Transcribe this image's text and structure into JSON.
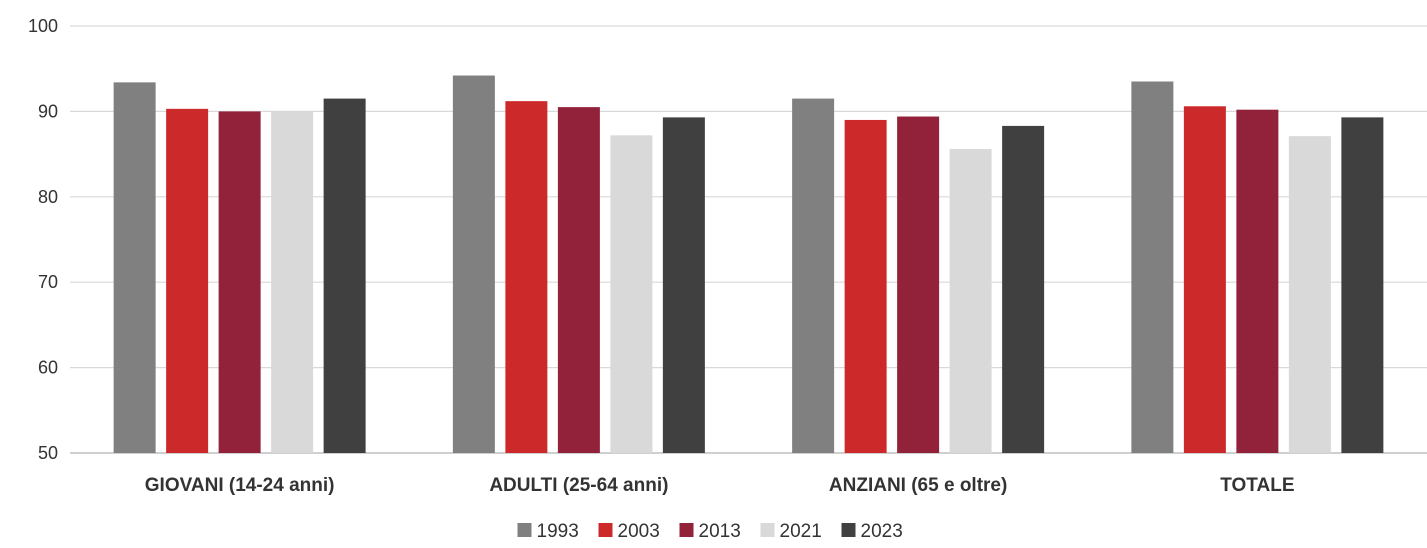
{
  "chart_data": {
    "type": "bar",
    "title": "",
    "xlabel": "",
    "ylabel": "",
    "ylim": [
      50,
      100
    ],
    "yticks": [
      50,
      60,
      70,
      80,
      90,
      100
    ],
    "grid": true,
    "legend_position": "bottom",
    "categories": [
      "GIOVANI (14-24 anni)",
      "ADULTI (25-64 anni)",
      "ANZIANI (65 e oltre)",
      "TOTALE"
    ],
    "series": [
      {
        "name": "1993",
        "color": "#808080",
        "values": [
          93.4,
          94.2,
          91.5,
          93.5
        ]
      },
      {
        "name": "2003",
        "color": "#cc292b",
        "values": [
          90.3,
          91.2,
          89.0,
          90.6
        ]
      },
      {
        "name": "2013",
        "color": "#922239",
        "values": [
          90.0,
          90.5,
          89.4,
          90.2
        ]
      },
      {
        "name": "2021",
        "color": "#d9d9d9",
        "values": [
          90.0,
          87.2,
          85.6,
          87.1
        ]
      },
      {
        "name": "2023",
        "color": "#404040",
        "values": [
          91.5,
          89.3,
          88.3,
          89.3
        ]
      }
    ]
  }
}
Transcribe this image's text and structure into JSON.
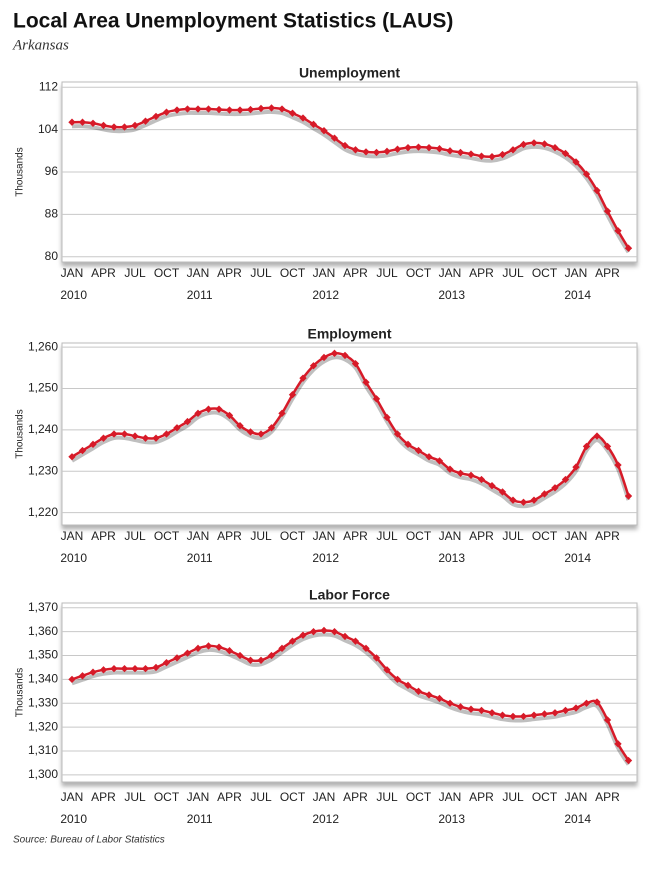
{
  "title": "Local Area Unemployment Statistics (LAUS)",
  "subtitle": "Arkansas",
  "source": "Source: Bureau of Labor Statistics",
  "chart_data": [
    {
      "type": "line",
      "title": "Unemployment",
      "y_label": "Thousands",
      "color": "#d71a28",
      "grid": true,
      "categories": [
        "JAN 2010",
        null,
        null,
        "APR",
        null,
        null,
        "JUL",
        null,
        null,
        "OCT",
        null,
        null,
        "JAN 2011",
        null,
        null,
        "APR",
        null,
        null,
        "JUL",
        null,
        null,
        "OCT",
        null,
        null,
        "JAN 2012",
        null,
        null,
        "APR",
        null,
        null,
        "JUL",
        null,
        null,
        "OCT",
        null,
        null,
        "JAN 2013",
        null,
        null,
        "APR",
        null,
        null,
        "JUL",
        null,
        null,
        "OCT",
        null,
        null,
        "JAN 2014",
        null,
        null,
        "APR",
        null,
        null
      ],
      "values": [
        105.4,
        105.4,
        105.2,
        104.8,
        104.5,
        104.5,
        104.8,
        105.6,
        106.5,
        107.3,
        107.7,
        107.9,
        107.9,
        107.9,
        107.8,
        107.7,
        107.7,
        107.8,
        108.0,
        108.1,
        107.9,
        107.1,
        106.2,
        105.0,
        103.8,
        102.4,
        101.0,
        100.2,
        99.8,
        99.7,
        99.9,
        100.3,
        100.6,
        100.7,
        100.6,
        100.4,
        100.0,
        99.7,
        99.4,
        99.0,
        98.9,
        99.3,
        100.2,
        101.2,
        101.5,
        101.3,
        100.6,
        99.5,
        97.9,
        95.6,
        92.5,
        88.6,
        84.9,
        81.6
      ],
      "ylim": [
        79,
        113
      ],
      "yticks": [
        80,
        88,
        96,
        104,
        112
      ]
    },
    {
      "type": "line",
      "title": "Employment",
      "y_label": "Thousands",
      "color": "#d71a28",
      "grid": true,
      "categories": [
        "JAN 2010",
        null,
        null,
        "APR",
        null,
        null,
        "JUL",
        null,
        null,
        "OCT",
        null,
        null,
        "JAN 2011",
        null,
        null,
        "APR",
        null,
        null,
        "JUL",
        null,
        null,
        "OCT",
        null,
        null,
        "JAN 2012",
        null,
        null,
        "APR",
        null,
        null,
        "JUL",
        null,
        null,
        "OCT",
        null,
        null,
        "JAN 2013",
        null,
        null,
        "APR",
        null,
        null,
        "JUL",
        null,
        null,
        "OCT",
        null,
        null,
        "JAN 2014",
        null,
        null,
        "APR",
        null,
        null
      ],
      "values": [
        1233.5,
        1235,
        1236.5,
        1238,
        1239,
        1239,
        1238.5,
        1238,
        1238,
        1239,
        1240.5,
        1242,
        1244,
        1245,
        1245,
        1243.5,
        1241,
        1239.5,
        1239,
        1240.5,
        1244,
        1248.5,
        1252.5,
        1255.5,
        1257.5,
        1258.5,
        1258,
        1256,
        1251.5,
        1247.5,
        1243,
        1239,
        1236.5,
        1235,
        1233.5,
        1232.5,
        1230.5,
        1229.5,
        1229,
        1228,
        1226.5,
        1225,
        1223,
        1222.5,
        1223,
        1224.5,
        1226,
        1228,
        1231,
        1236,
        1238.5,
        1236,
        1231.5,
        1224
      ],
      "ylim": [
        1217,
        1261
      ],
      "yticks": [
        {
          "value": 1220,
          "label": "1,220"
        },
        {
          "value": 1230,
          "label": "1,230"
        },
        {
          "value": 1240,
          "label": "1,240"
        },
        {
          "value": 1250,
          "label": "1,250"
        },
        {
          "value": 1260,
          "label": "1,260"
        }
      ]
    },
    {
      "type": "line",
      "title": "Labor Force",
      "y_label": "Thousands",
      "color": "#d71a28",
      "grid": true,
      "categories": [
        "JAN 2010",
        null,
        null,
        "APR",
        null,
        null,
        "JUL",
        null,
        null,
        "OCT",
        null,
        null,
        "JAN 2011",
        null,
        null,
        "APR",
        null,
        null,
        "JUL",
        null,
        null,
        "OCT",
        null,
        null,
        "JAN 2012",
        null,
        null,
        "APR",
        null,
        null,
        "JUL",
        null,
        null,
        "OCT",
        null,
        null,
        "JAN 2013",
        null,
        null,
        "APR",
        null,
        null,
        "JUL",
        null,
        null,
        "OCT",
        null,
        null,
        "JAN 2014",
        null,
        null,
        "APR",
        null,
        null
      ],
      "values": [
        1340,
        1341.5,
        1343,
        1344,
        1344.5,
        1344.5,
        1344.5,
        1344.5,
        1345,
        1347,
        1349,
        1351,
        1353,
        1354,
        1353.5,
        1352,
        1350,
        1348,
        1348,
        1350,
        1353,
        1356,
        1358.5,
        1360,
        1360.5,
        1360,
        1358,
        1356,
        1353,
        1349,
        1344,
        1340,
        1337.5,
        1335,
        1333.5,
        1332,
        1330,
        1328.5,
        1327.5,
        1327,
        1326,
        1325,
        1324.5,
        1324.5,
        1325,
        1325.5,
        1326,
        1327,
        1328,
        1330,
        1330.5,
        1323,
        1313,
        1306
      ],
      "ylim": [
        1297,
        1372
      ],
      "yticks": [
        {
          "value": 1300,
          "label": "1,300"
        },
        {
          "value": 1310,
          "label": "1,310"
        },
        {
          "value": 1320,
          "label": "1,320"
        },
        {
          "value": 1330,
          "label": "1,330"
        },
        {
          "value": 1340,
          "label": "1,340"
        },
        {
          "value": 1350,
          "label": "1,350"
        },
        {
          "value": 1360,
          "label": "1,360"
        },
        {
          "value": 1370,
          "label": "1,370"
        }
      ]
    }
  ]
}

WHAT TO PRODUCE
Skip the pictures and transcribe the rest of the records exactly.

TASK RESPONSE
Transcribe this image's text and structure into JSON.
{
  "chart_data": {
    "type": "bar",
    "title": "",
    "xlabel": "",
    "ylabel": "",
    "ylim": [
      50,
      100
    ],
    "yticks": [
      50,
      60,
      70,
      80,
      90,
      100
    ],
    "grid": true,
    "legend_position": "bottom",
    "categories": [
      "GIOVANI (14-24 anni)",
      "ADULTI (25-64 anni)",
      "ANZIANI (65 e oltre)",
      "TOTALE"
    ],
    "series": [
      {
        "name": "1993",
        "color": "#808080",
        "values": [
          93.4,
          94.2,
          91.5,
          93.5
        ]
      },
      {
        "name": "2003",
        "color": "#cc292b",
        "values": [
          90.3,
          91.2,
          89.0,
          90.6
        ]
      },
      {
        "name": "2013",
        "color": "#922239",
        "values": [
          90.0,
          90.5,
          89.4,
          90.2
        ]
      },
      {
        "name": "2021",
        "color": "#d9d9d9",
        "values": [
          90.0,
          87.2,
          85.6,
          87.1
        ]
      },
      {
        "name": "2023",
        "color": "#404040",
        "values": [
          91.5,
          89.3,
          88.3,
          89.3
        ]
      }
    ]
  }
}
Transcribe this image's text and structure into JSON.
{
  "title": "Local Area Unemployment Statistics (LAUS)",
  "subtitle": "Arkansas",
  "source": "Source: Bureau of Labor Statistics",
  "chart_data": [
    {
      "type": "line",
      "title": "Unemployment",
      "y_label": "Thousands",
      "color": "#d71a28",
      "grid": true,
      "categories": [
        "JAN 2010",
        null,
        null,
        "APR",
        null,
        null,
        "JUL",
        null,
        null,
        "OCT",
        null,
        null,
        "JAN 2011",
        null,
        null,
        "APR",
        null,
        null,
        "JUL",
        null,
        null,
        "OCT",
        null,
        null,
        "JAN 2012",
        null,
        null,
        "APR",
        null,
        null,
        "JUL",
        null,
        null,
        "OCT",
        null,
        null,
        "JAN 2013",
        null,
        null,
        "APR",
        null,
        null,
        "JUL",
        null,
        null,
        "OCT",
        null,
        null,
        "JAN 2014",
        null,
        null,
        "APR",
        null,
        null
      ],
      "values": [
        105.4,
        105.4,
        105.2,
        104.8,
        104.5,
        104.5,
        104.8,
        105.6,
        106.5,
        107.3,
        107.7,
        107.9,
        107.9,
        107.9,
        107.8,
        107.7,
        107.7,
        107.8,
        108.0,
        108.1,
        107.9,
        107.1,
        106.2,
        105.0,
        103.8,
        102.4,
        101.0,
        100.2,
        99.8,
        99.7,
        99.9,
        100.3,
        100.6,
        100.7,
        100.6,
        100.4,
        100.0,
        99.7,
        99.4,
        99.0,
        98.9,
        99.3,
        100.2,
        101.2,
        101.5,
        101.3,
        100.6,
        99.5,
        97.9,
        95.6,
        92.5,
        88.6,
        84.9,
        81.6
      ],
      "ylim": [
        79,
        113
      ],
      "yticks": [
        80,
        88,
        96,
        104,
        112
      ]
    },
    {
      "type": "line",
      "title": "Employment",
      "y_label": "Thousands",
      "color": "#d71a28",
      "grid": true,
      "categories": [
        "JAN 2010",
        null,
        null,
        "APR",
        null,
        null,
        "JUL",
        null,
        null,
        "OCT",
        null,
        null,
        "JAN 2011",
        null,
        null,
        "APR",
        null,
        null,
        "JUL",
        null,
        null,
        "OCT",
        null,
        null,
        "JAN 2012",
        null,
        null,
        "APR",
        null,
        null,
        "JUL",
        null,
        null,
        "OCT",
        null,
        null,
        "JAN 2013",
        null,
        null,
        "APR",
        null,
        null,
        "JUL",
        null,
        null,
        "OCT",
        null,
        null,
        "JAN 2014",
        null,
        null,
        "APR",
        null,
        null
      ],
      "values": [
        1233.5,
        1235,
        1236.5,
        1238,
        1239,
        1239,
        1238.5,
        1238,
        1238,
        1239,
        1240.5,
        1242,
        1244,
        1245,
        1245,
        1243.5,
        1241,
        1239.5,
        1239,
        1240.5,
        1244,
        1248.5,
        1252.5,
        1255.5,
        1257.5,
        1258.5,
        1258,
        1256,
        1251.5,
        1247.5,
        1243,
        1239,
        1236.5,
        1235,
        1233.5,
        1232.5,
        1230.5,
        1229.5,
        1229,
        1228,
        1226.5,
        1225,
        1223,
        1222.5,
        1223,
        1224.5,
        1226,
        1228,
        1231,
        1236,
        1238.5,
        1236,
        1231.5,
        1224
      ],
      "ylim": [
        1217,
        1261
      ],
      "yticks": [
        {
          "value": 1220,
          "label": "1,220"
        },
        {
          "value": 1230,
          "label": "1,230"
        },
        {
          "value": 1240,
          "label": "1,240"
        },
        {
          "value": 1250,
          "label": "1,250"
        },
        {
          "value": 1260,
          "label": "1,260"
        }
      ]
    },
    {
      "type": "line",
      "title": "Labor Force",
      "y_label": "Thousands",
      "color": "#d71a28",
      "grid": true,
      "categories": [
        "JAN 2010",
        null,
        null,
        "APR",
        null,
        null,
        "JUL",
        null,
        null,
        "OCT",
        null,
        null,
        "JAN 2011",
        null,
        null,
        "APR",
        null,
        null,
        "JUL",
        null,
        null,
        "OCT",
        null,
        null,
        "JAN 2012",
        null,
        null,
        "APR",
        null,
        null,
        "JUL",
        null,
        null,
        "OCT",
        null,
        null,
        "JAN 2013",
        null,
        null,
        "APR",
        null,
        null,
        "JUL",
        null,
        null,
        "OCT",
        null,
        null,
        "JAN 2014",
        null,
        null,
        "APR",
        null,
        null
      ],
      "values": [
        1340,
        1341.5,
        1343,
        1344,
        1344.5,
        1344.5,
        1344.5,
        1344.5,
        1345,
        1347,
        1349,
        1351,
        1353,
        1354,
        1353.5,
        1352,
        1350,
        1348,
        1348,
        1350,
        1353,
        1356,
        1358.5,
        1360,
        1360.5,
        1360,
        1358,
        1356,
        1353,
        1349,
        1344,
        1340,
        1337.5,
        1335,
        1333.5,
        1332,
        1330,
        1328.5,
        1327.5,
        1327,
        1326,
        1325,
        1324.5,
        1324.5,
        1325,
        1325.5,
        1326,
        1327,
        1328,
        1330,
        1330.5,
        1323,
        1313,
        1306
      ],
      "ylim": [
        1297,
        1372
      ],
      "yticks": [
        {
          "value": 1300,
          "label": "1,300"
        },
        {
          "value": 1310,
          "label": "1,310"
        },
        {
          "value": 1320,
          "label": "1,320"
        },
        {
          "value": 1330,
          "label": "1,330"
        },
        {
          "value": 1340,
          "label": "1,340"
        },
        {
          "value": 1350,
          "label": "1,350"
        },
        {
          "value": 1360,
          "label": "1,360"
        },
        {
          "value": 1370,
          "label": "1,370"
        }
      ]
    }
  ]
}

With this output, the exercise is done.